Transcribe the whole listing without a single picture.
● ● ● ● ● ● ●
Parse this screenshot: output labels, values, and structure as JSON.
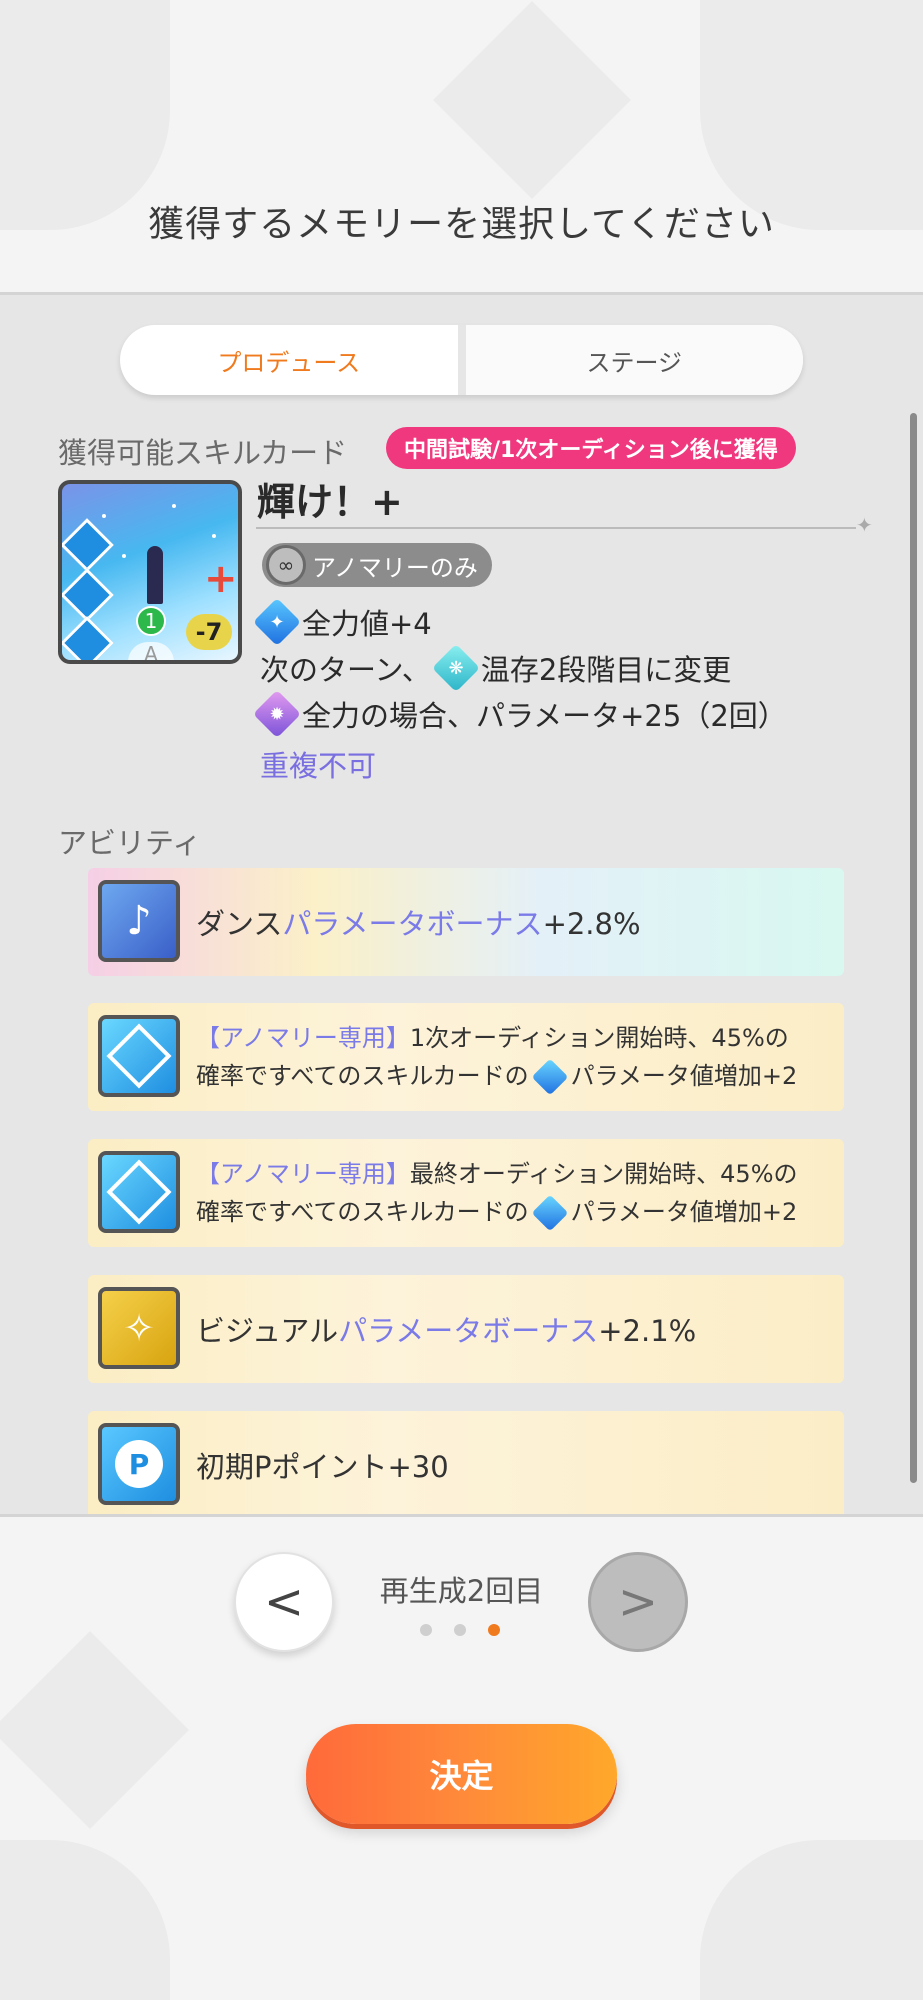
{
  "page": {
    "title": "獲得するメモリーを選択してください"
  },
  "tabs": [
    {
      "label": "プロデュース",
      "active": true
    },
    {
      "label": "ステージ",
      "active": false
    }
  ],
  "skill_card": {
    "section_label": "獲得可能スキルカード",
    "unlock_badge": "中間試験/1次オーディション後に獲得",
    "name": "輝け！+",
    "anomaly_tag": "アノマリーのみ",
    "cost": "1",
    "stamina": "-7",
    "grade": "A",
    "effects": [
      {
        "parts": [
          "全力値+4"
        ],
        "icon": "fullpower-icon"
      },
      {
        "prefix": "次のターン、",
        "parts": [
          "温存2段階目に変更"
        ],
        "icon": "conserve-icon"
      },
      {
        "parts": [
          "全力の場合、パラメータ+25（2回）"
        ],
        "icon": "fullpower-stance-icon"
      }
    ],
    "no_duplicate": "重複不可"
  },
  "abilities": {
    "section_label": "アビリティ",
    "items": [
      {
        "icon": "dance-icon",
        "prefix": "ダンス",
        "highlight": "パラメータボーナス",
        "suffix": "+2.8%"
      },
      {
        "icon": "anomaly-diamond-icon",
        "tag": "【アノマリー専用】",
        "line1": "1次オーディション開始時、45%の",
        "line2_prefix": "確率ですべてのスキルカードの",
        "line2_suffix": "パラメータ値増加+2"
      },
      {
        "icon": "anomaly-diamond-icon",
        "tag": "【アノマリー専用】",
        "line1": "最終オーディション開始時、45%の",
        "line2_prefix": "確率ですべてのスキルカードの",
        "line2_suffix": "パラメータ値増加+2"
      },
      {
        "icon": "visual-icon",
        "prefix": "ビジュアル",
        "highlight": "パラメータボーナス",
        "suffix": "+2.1%"
      },
      {
        "icon": "p-point-icon",
        "text": "初期Pポイント+30"
      }
    ]
  },
  "pager": {
    "label": "再生成2回目",
    "prev": "<",
    "next": ">",
    "dots": 3,
    "active_dot": 3
  },
  "confirm_button": "決定",
  "colors": {
    "accent_orange": "#f07a1e",
    "badge_pink": "#f0387e",
    "highlight_purple": "#7a7ae8"
  }
}
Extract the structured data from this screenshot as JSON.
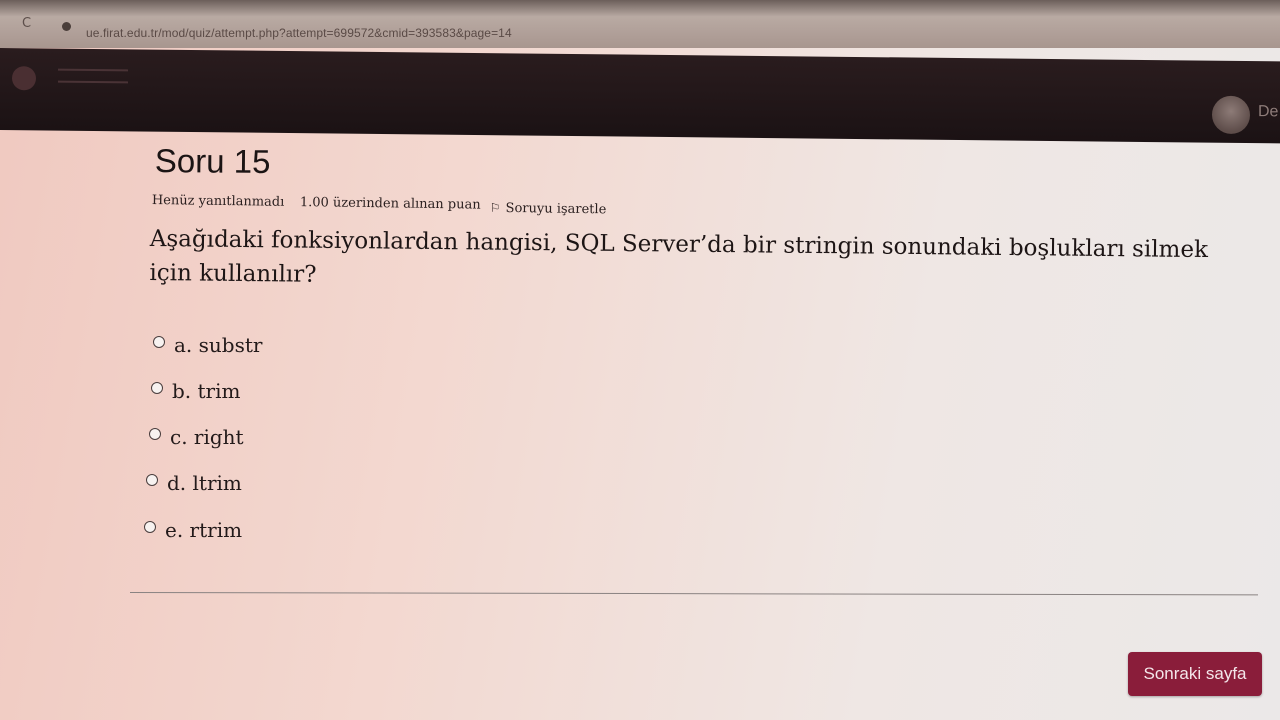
{
  "browser": {
    "url": "ue.firat.edu.tr/mod/quiz/attempt.php?attempt=699572&cmid=393583&page=14"
  },
  "header": {
    "user_name": "De"
  },
  "question": {
    "title": "Soru 15",
    "status": "Henüz yanıtlanmadı",
    "points": "1.00 üzerinden alınan puan",
    "flag_label": "Soruyu işaretle",
    "text": "Aşağıdaki fonksiyonlardan hangisi, SQL Server’da bir stringin sonundaki boşlukları silmek için kullanılır?",
    "options": [
      {
        "label": "a. substr"
      },
      {
        "label": "b. trim"
      },
      {
        "label": "c. right"
      },
      {
        "label": "d. ltrim"
      },
      {
        "label": "e. rtrim"
      }
    ]
  },
  "navigation": {
    "next_label": "Sonraki sayfa"
  },
  "colors": {
    "header_bg": "#1b1214",
    "next_button_bg": "#8a1d3a"
  }
}
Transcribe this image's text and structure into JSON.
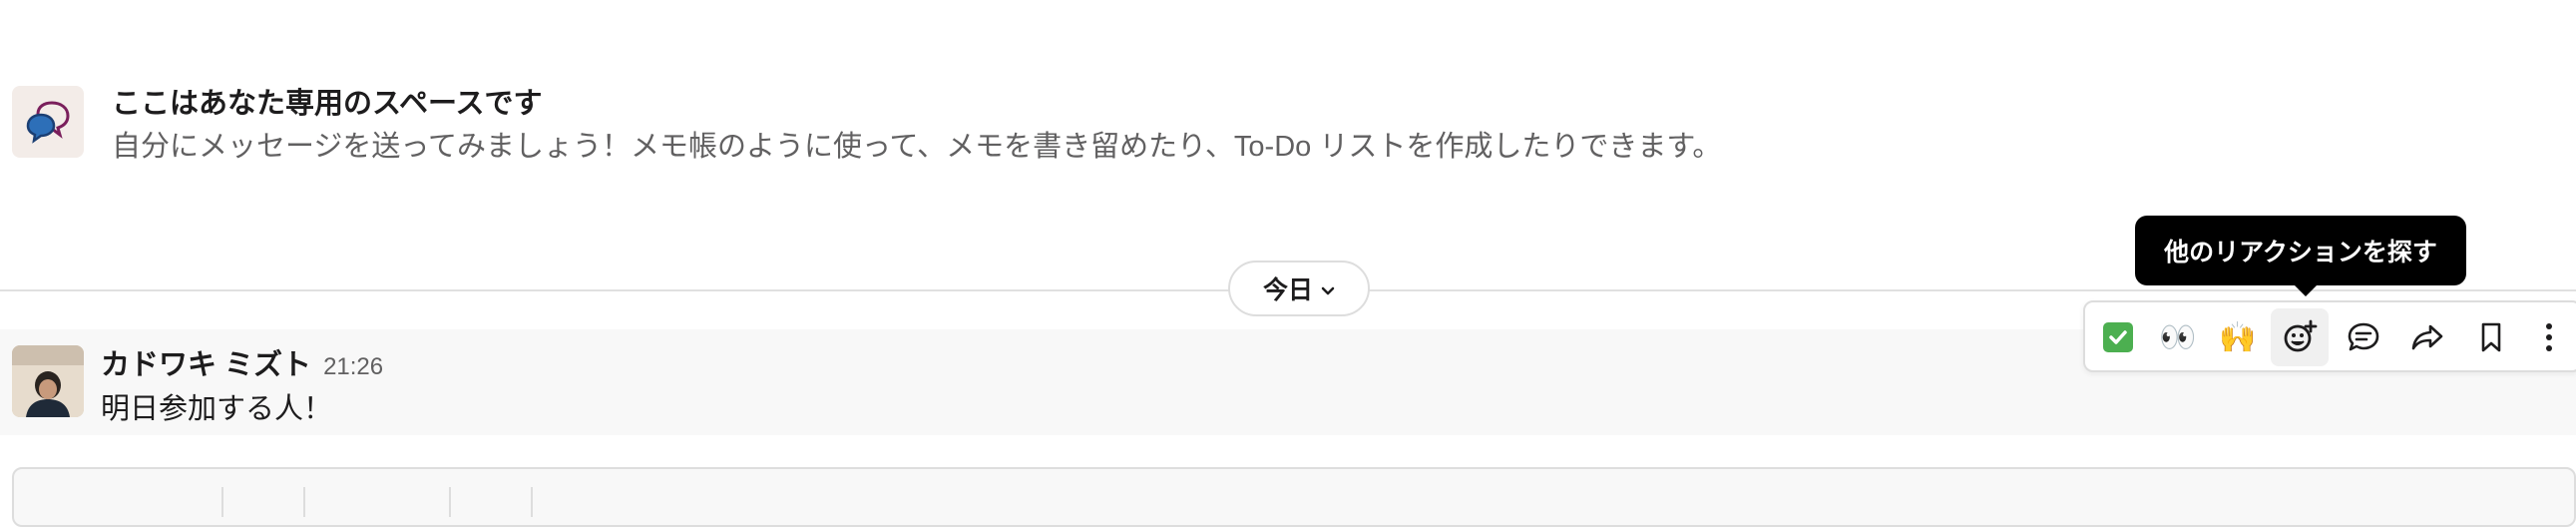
{
  "intro": {
    "title": "ここはあなた専用のスペースです",
    "subtitle": "自分にメッセージを送ってみましょう！メモ帳のように使って、メモを書き留めたり、To-Do リストを作成したりできます。"
  },
  "divider": {
    "date_label": "今日"
  },
  "message": {
    "author": "カドワキ ミズト",
    "time": "21:26",
    "text": "明日参加する人！"
  },
  "toolbar": {
    "reactions": [
      "white-check-mark",
      "eyes",
      "raised-hands"
    ],
    "eyes_emoji": "👀",
    "hands_emoji": "🙌",
    "tooltip": "他のリアクションを探す"
  },
  "colors": {
    "check_green": "#4caf50",
    "tooltip_bg": "#000000",
    "hover_row": "#f8f8f8"
  }
}
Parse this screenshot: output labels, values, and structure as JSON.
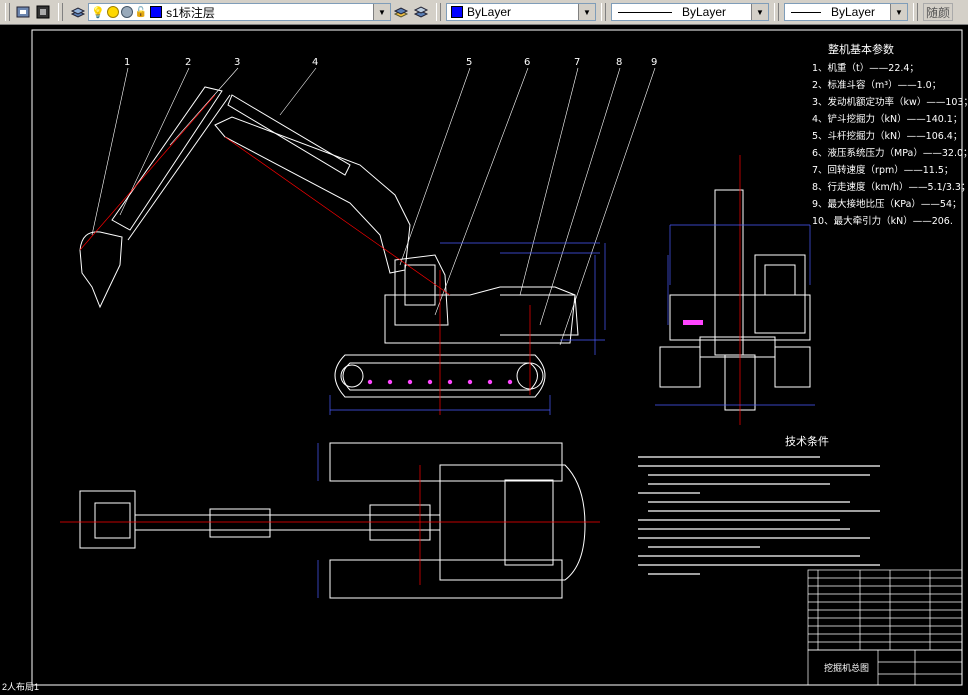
{
  "toolbar": {
    "layer_name": "s1标注层",
    "color_combo": "ByLayer",
    "linetype_combo": "ByLayer",
    "lineweight_combo": "ByLayer",
    "plotstyle_combo": "随颜"
  },
  "drawing": {
    "specs_title": "整机基本参数",
    "specs": [
      "1、机重（t）——22.4；",
      "2、标准斗容（m³）——1.0；",
      "3、发动机额定功率（kw）——103；",
      "4、铲斗挖掘力（kN）——140.1；",
      "5、斗杆挖掘力（kN）——106.4；",
      "6、液压系统压力（MPa）——32.0；",
      "7、回转速度（rpm）——11.5；",
      "8、行走速度（km/h）——5.1/3.3；",
      "9、最大接地比压（KPa）——54；",
      "10、最大牵引力（kN）——206."
    ],
    "tech_title": "技术条件",
    "callouts": [
      "1",
      "2",
      "3",
      "4",
      "5",
      "6",
      "7",
      "8",
      "9"
    ],
    "title_block_name": "挖掘机总图"
  },
  "status_text": "2人布局1"
}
● ● ● ● ● ● ●
* Solution to this task
Parse this screenshot: output labels, values, and structure as JSON.
{
  "page": {
    "title": "獲得するメモリーを選択してください"
  },
  "tabs": [
    {
      "label": "プロデュース",
      "active": true
    },
    {
      "label": "ステージ",
      "active": false
    }
  ],
  "skill_card": {
    "section_label": "獲得可能スキルカード",
    "unlock_badge": "中間試験/1次オーディション後に獲得",
    "name": "輝け！+",
    "anomaly_tag": "アノマリーのみ",
    "cost": "1",
    "stamina": "-7",
    "grade": "A",
    "effects": [
      {
        "parts": [
          "全力値+4"
        ],
        "icon": "fullpower-icon"
      },
      {
        "prefix": "次のターン、",
        "parts": [
          "温存2段階目に変更"
        ],
        "icon": "conserve-icon"
      },
      {
        "parts": [
          "全力の場合、パラメータ+25（2回）"
        ],
        "icon": "fullpower-stance-icon"
      }
    ],
    "no_duplicate": "重複不可"
  },
  "abilities": {
    "section_label": "アビリティ",
    "items": [
      {
        "icon": "dance-icon",
        "prefix": "ダンス",
        "highlight": "パラメータボーナス",
        "suffix": "+2.8%"
      },
      {
        "icon": "anomaly-diamond-icon",
        "tag": "【アノマリー専用】",
        "line1": "1次オーディション開始時、45%の",
        "line2_prefix": "確率ですべてのスキルカードの",
        "line2_suffix": "パラメータ値増加+2"
      },
      {
        "icon": "anomaly-diamond-icon",
        "tag": "【アノマリー専用】",
        "line1": "最終オーディション開始時、45%の",
        "line2_prefix": "確率ですべてのスキルカードの",
        "line2_suffix": "パラメータ値増加+2"
      },
      {
        "icon": "visual-icon",
        "prefix": "ビジュアル",
        "highlight": "パラメータボーナス",
        "suffix": "+2.1%"
      },
      {
        "icon": "p-point-icon",
        "text": "初期Pポイント+30"
      }
    ]
  },
  "pager": {
    "label": "再生成2回目",
    "prev": "<",
    "next": ">",
    "dots": 3,
    "active_dot": 3
  },
  "confirm_button": "決定",
  "colors": {
    "accent_orange": "#f07a1e",
    "badge_pink": "#f0387e",
    "highlight_purple": "#7a7ae8"
  }
}
Extract the structured data from this screenshot as JSON.
{
  "browser": {
    "url": "ue.firat.edu.tr/mod/quiz/attempt.php?attempt=699572&cmid=393583&page=14"
  },
  "header": {
    "user_name": "De"
  },
  "question": {
    "title": "Soru 15",
    "status": "Henüz yanıtlanmadı",
    "points": "1.00 üzerinden alınan puan",
    "flag_label": "Soruyu işaretle",
    "text": "Aşağıdaki fonksiyonlardan hangisi, SQL Server’da bir stringin sonundaki boşlukları silmek için kullanılır?",
    "options": [
      {
        "label": "a. substr"
      },
      {
        "label": "b. trim"
      },
      {
        "label": "c. right"
      },
      {
        "label": "d. ltrim"
      },
      {
        "label": "e. rtrim"
      }
    ]
  },
  "navigation": {
    "next_label": "Sonraki sayfa"
  },
  "colors": {
    "header_bg": "#1b1214",
    "next_button_bg": "#8a1d3a"
  }
}
Transcribe this image's text and structure into JSON.
{
  "intro": {
    "title": "ここはあなた専用のスペースです",
    "subtitle": "自分にメッセージを送ってみましょう！メモ帳のように使って、メモを書き留めたり、To-Do リストを作成したりできます。"
  },
  "divider": {
    "date_label": "今日"
  },
  "message": {
    "author": "カドワキ ミズト",
    "time": "21:26",
    "text": "明日参加する人！"
  },
  "toolbar": {
    "reactions": [
      "white-check-mark",
      "eyes",
      "raised-hands"
    ],
    "eyes_emoji": "👀",
    "hands_emoji": "🙌",
    "tooltip": "他のリアクションを探す"
  },
  "colors": {
    "check_green": "#4caf50",
    "tooltip_bg": "#000000",
    "hover_row": "#f8f8f8"
  }
}
Parse this screenshot: output labels, values, and structure as JSON.
{
  "toolbar": {
    "layer_name": "s1标注层",
    "color_combo": "ByLayer",
    "linetype_combo": "ByLayer",
    "lineweight_combo": "ByLayer",
    "plotstyle_combo": "随颜"
  },
  "drawing": {
    "specs_title": "整机基本参数",
    "specs": [
      "1、机重（t）——22.4；",
      "2、标准斗容（m³）——1.0；",
      "3、发动机额定功率（kw）——103；",
      "4、铲斗挖掘力（kN）——140.1；",
      "5、斗杆挖掘力（kN）——106.4；",
      "6、液压系统压力（MPa）——32.0；",
      "7、回转速度（rpm）——11.5；",
      "8、行走速度（km/h）——5.1/3.3；",
      "9、最大接地比压（KPa）——54；",
      "10、最大牵引力（kN）——206."
    ],
    "tech_title": "技术条件",
    "callouts": [
      "1",
      "2",
      "3",
      "4",
      "5",
      "6",
      "7",
      "8",
      "9"
    ],
    "title_block_name": "挖掘机总图"
  },
  "status_text": "2人布局1"
}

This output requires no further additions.